Carry none of the pictures over; write out the complete data exactly.

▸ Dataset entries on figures
=-=-=
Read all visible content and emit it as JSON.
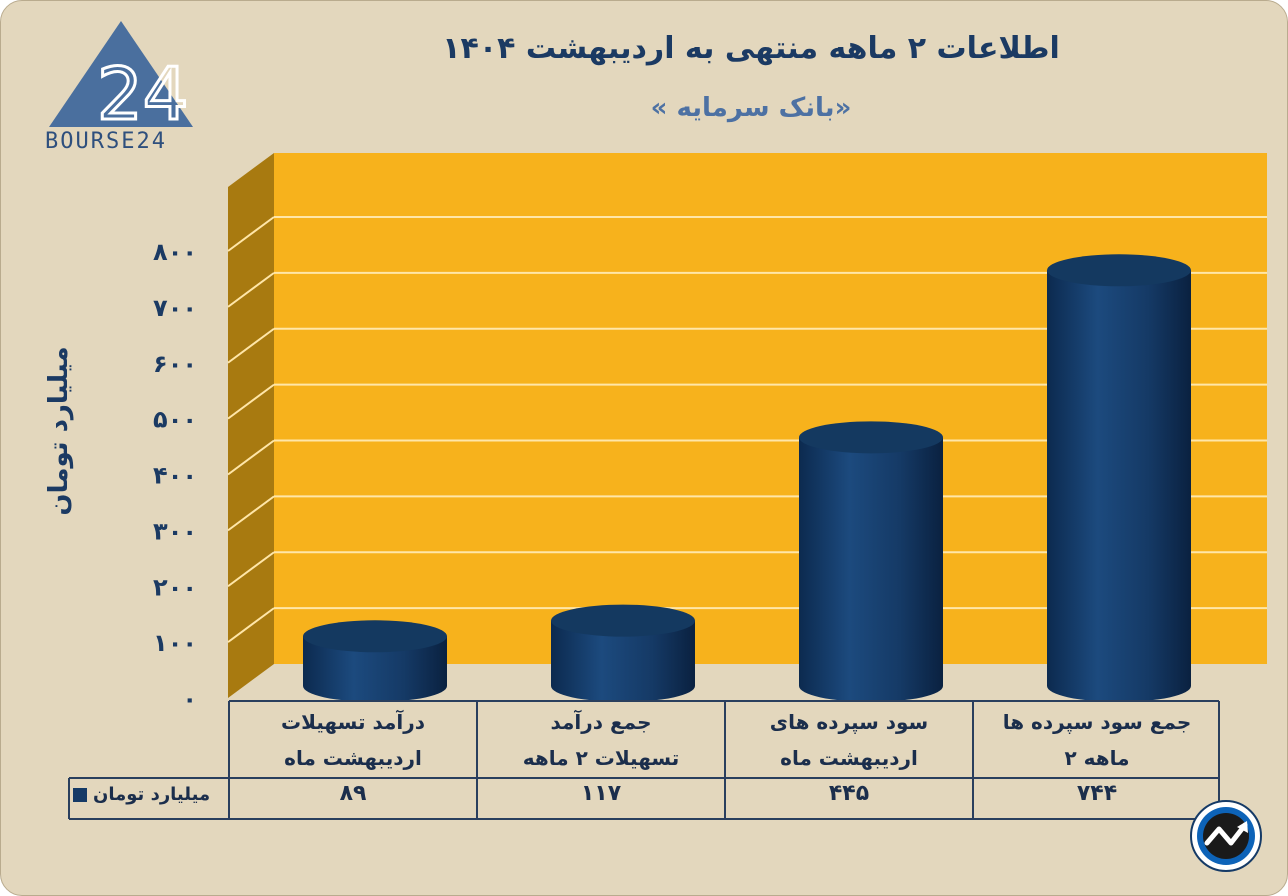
{
  "logo": {
    "text": "BOURSE24",
    "mark": "24"
  },
  "chart_data": {
    "type": "bar",
    "title": "اطلاعات ۲ ماهه منتهی به اردیبهشت ۱۴۰۴",
    "subtitle": "« بانک سرمایه»",
    "ylabel": "میلیارد تومان",
    "ylim": [
      0,
      800
    ],
    "yticks": [
      "۰",
      "۱۰۰",
      "۲۰۰",
      "۳۰۰",
      "۴۰۰",
      "۵۰۰",
      "۶۰۰",
      "۷۰۰",
      "۸۰۰"
    ],
    "grid": true,
    "legend_placement": "bottom-left",
    "categories": [
      {
        "line1": "درآمد تسهیلات",
        "line2": "اردیبهشت ماه"
      },
      {
        "line1": "جمع درآمد",
        "line2": "تسهیلات ۲ ماهه"
      },
      {
        "line1": "سود سپرده های",
        "line2": "اردیبهشت ماه"
      },
      {
        "line1": "جمع سود سپرده ها",
        "line2": "۲ ماهه"
      }
    ],
    "series": [
      {
        "name": "میلیارد تومان",
        "values": [
          89,
          117,
          445,
          744
        ],
        "labels": [
          "۸۹",
          "۱۱۷",
          "۴۴۵",
          "۷۴۴"
        ]
      }
    ],
    "colors": {
      "bar": "#153a66",
      "background": "#f7b21c",
      "wall": "#a87a10",
      "grid": "#ffe6a8"
    }
  },
  "icons": {
    "brand": "trend-arrow-icon"
  }
}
=-=-=
▸ TASK SOLUTION
Read all visible content and emit it as JSON.
{
  "logo": {
    "text": "BOURSE24",
    "mark": "24"
  },
  "chart_data": {
    "type": "bar",
    "title": "اطلاعات ۲ ماهه منتهی به اردیبهشت ۱۴۰۴",
    "subtitle": "« بانک سرمایه»",
    "ylabel": "میلیارد تومان",
    "ylim": [
      0,
      800
    ],
    "yticks": [
      "۰",
      "۱۰۰",
      "۲۰۰",
      "۳۰۰",
      "۴۰۰",
      "۵۰۰",
      "۶۰۰",
      "۷۰۰",
      "۸۰۰"
    ],
    "grid": true,
    "legend_placement": "bottom-left",
    "categories": [
      {
        "line1": "درآمد تسهیلات",
        "line2": "اردیبهشت ماه"
      },
      {
        "line1": "جمع درآمد",
        "line2": "تسهیلات ۲ ماهه"
      },
      {
        "line1": "سود سپرده های",
        "line2": "اردیبهشت ماه"
      },
      {
        "line1": "جمع سود سپرده ها",
        "line2": "۲ ماهه"
      }
    ],
    "series": [
      {
        "name": "میلیارد تومان",
        "values": [
          89,
          117,
          445,
          744
        ],
        "labels": [
          "۸۹",
          "۱۱۷",
          "۴۴۵",
          "۷۴۴"
        ]
      }
    ],
    "colors": {
      "bar": "#153a66",
      "background": "#f7b21c",
      "wall": "#a87a10",
      "grid": "#ffe6a8"
    }
  },
  "icons": {
    "brand": "trend-arrow-icon"
  }
}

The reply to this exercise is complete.